> OBJECTIVE: Below are some entries. Copy each line that holds the string "этого".

Collected data
════════

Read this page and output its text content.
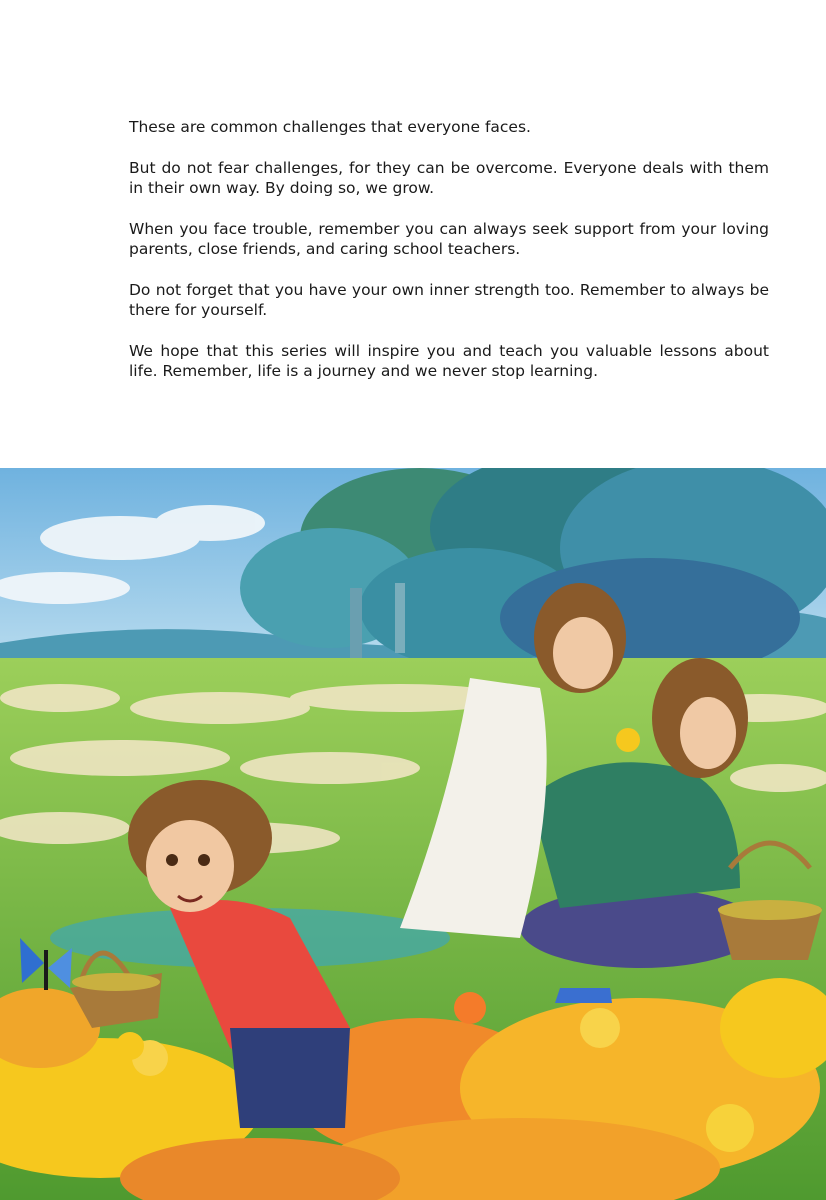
These are common challenges that everyone faces.

But do not fear challenges, for they can be overcome. Everyone deals with them in their own way. By doing so, we grow.

When you face trouble, remember you can always seek support from your loving parents, close friends, and caring school teachers.

Do not forget that you have your own inner strength too. Remember to always be there for yourself.

We hope that this series will inspire you and teach you valuable lessons about life. Remember, life is a journey and we never stop learning.
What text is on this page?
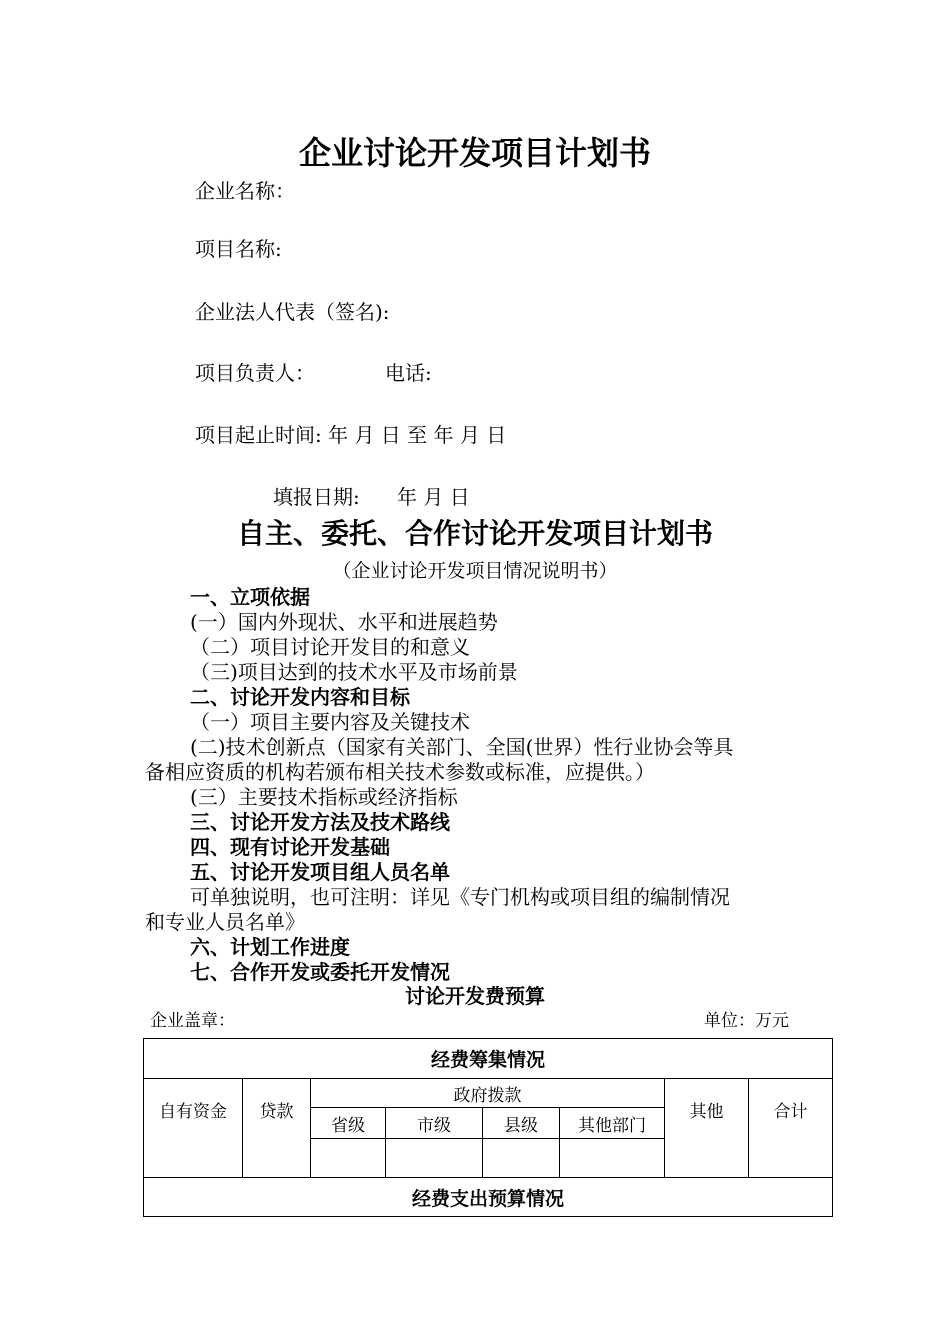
企业讨论开发项目计划书
企业名称：
项目名称:
企业法人代表（签名):
项目负责人：	电话:
项目起止时间: 年 月 日 至 年 月 日
填报日期: 年 月 日
自主、委托、合作讨论开发项目计划书
（企业讨论开发项目情况说明书）
一、立项依据
(一）国内外现状、水平和进展趋势
（二）项目讨论开发目的和意义
（三)项目达到的技术水平及市场前景
二、讨论开发内容和目标
（一）项目主要内容及关键技术
(二)技术创新点（国家有关部门、全国(世界）性行业协会等具
备相应资质的机构若颁布相关技术参数或标准，应提供。）
(三）主要技术指标或经济指标
三、讨论开发方法及技术路线
四、现有讨论开发基础
五、讨论开发项目组人员名单
可单独说明，也可注明：详见《专门机构或项目组的编制情况
和专业人员名单》
六、计划工作进度
七、合作开发或委托开发情况
讨论开发费预算
企业盖章：	单位：万元
经费筹集情况							
自有资金	贷款	政府拨款				其他	合计
		省级	市级	县级	其他部门		

经费支出预算情况							
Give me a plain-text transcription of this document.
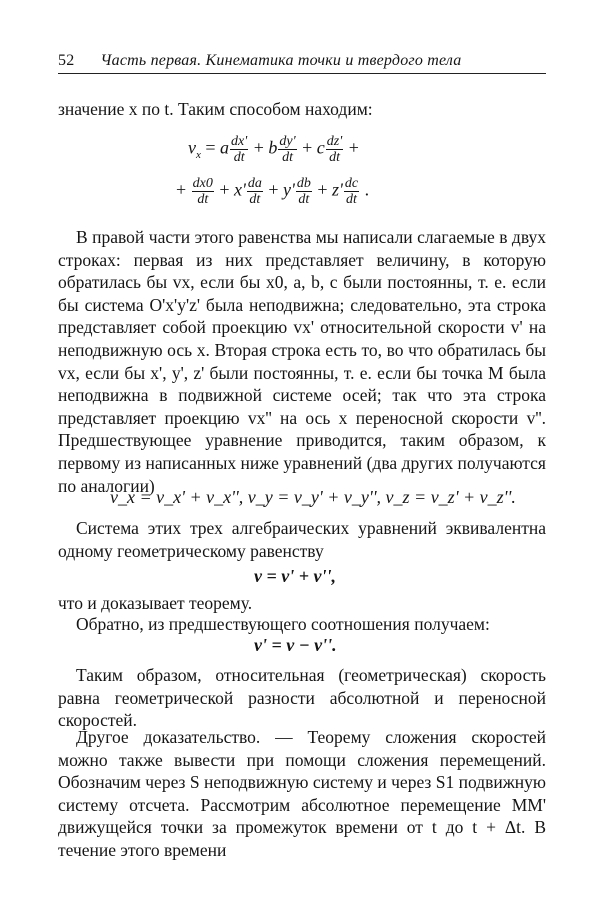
52 Часть первая. Кинематика точки и твердого тела
значение x по t. Таким способом находим:
$v_x = a \frac{dx'}{dt} + b \frac{dy'}{dt} + c \frac{dz'}{dt}$ +
+ $\frac{dx0}{dt} + x' \frac{da}{dt} + y' \frac{db}{dt} + z' \frac{dc}{dt}$ .
В правой части этого равенства мы написали слагаемые в двух строках: первая из них представляет величину, в которую обратилась бы vx, если бы x0, a, b, c были постоянны, т. е. если бы система O'x'y'z' была неподвижна; следовательно, эта строка представляет собой проекцию vx' относительной скорости v' на неподвижную ось x. Вторая строка есть то, во что обратилась бы vx, если бы x', y', z' были постоянны, т. е. если бы точка M была неподвижна в подвижной системе осей; так что эта строка представляет проекцию vx'' на ось x переносной скорости v''. Предшествующее уравнение приводится, таким образом, к первому из написанных ниже уравнений (два других получаются по аналогии)
v_x = v_x' + v_x'', v_y = v_y' + v_y'', v_z = v_z' + v_z''.
Система этих трех алгебраических уравнений эквивалентна одному геометрическому равенству
v = v' + v'',
что и доказывает теорему.
Обратно, из предшествующего соотношения получаем:
v' = v − v''.
Таким образом, относительная (геометрическая) скорость равна геометрической разности абсолютной и переносной скоростей.
Другое доказательство. — Теорему сложения скоростей можно также вывести при помощи сложения перемещений. Обозначим через S неподвижную систему и через S1 подвижную систему отсчета. Рассмотрим абсолютное перемещение MM' движущейся точки за промежуток времени от t до t + Δt. В течение этого времени
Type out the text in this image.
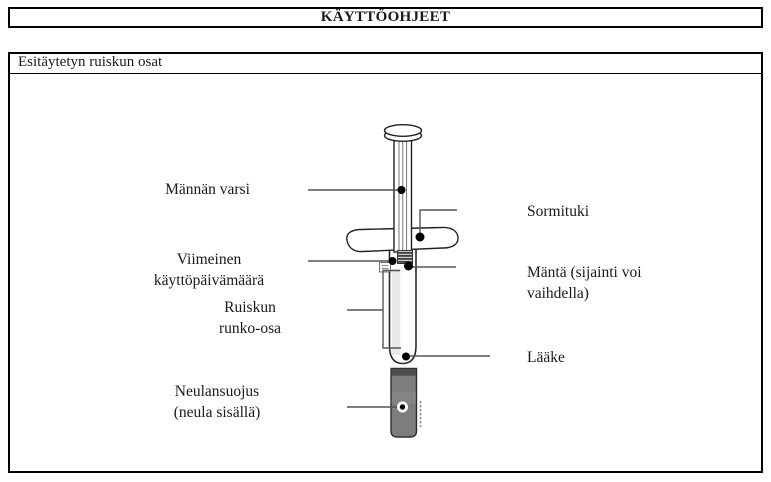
KÄYTTÖOHJEET
Esitäytetyn ruiskun osat
Männän varsi
Viimeinen
käyttöpäivämäärä
Ruiskun
runko-osa
Neulansuojus
(neula sisällä)
Sormituki
Mäntä (sijainti voi
vaihdella)
Lääke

════════

> EXERCISE RESPONSE:
В правой части этого равенства мы написали слагаемые в двух строках: первая из них представляет величину, в которую обратилась бы vx, если бы x0, a, b, c были постоянны, т. е. если бы система O'x'y'z' была неподвижна; следовательно, эта строка представляет собой проекцию vx' относительной скорости v' на неподвижную ось x. Вторая строка есть то, во что обратилась бы vx, если бы x', y', z' были постоянны, т. е. если бы точка M была неподвижна в подвижной системе осей; так что эта строка представляет проекцию vx'' на ось x переносной скорости v''. Предшествующее уравнение приводится, таким образом, к первому из написанных ниже уравнений (два других получаются по аналогии)
Другое доказательство. — Теорему сложения скоростей можно также вывести при помощи сложения перемещений. Обозначим через S неподвижную систему и через S1 подвижную систему отсчета. Рассмотрим абсолютное перемещение MM' движущейся точки за промежуток времени от t до t + Δt. В течение этого времени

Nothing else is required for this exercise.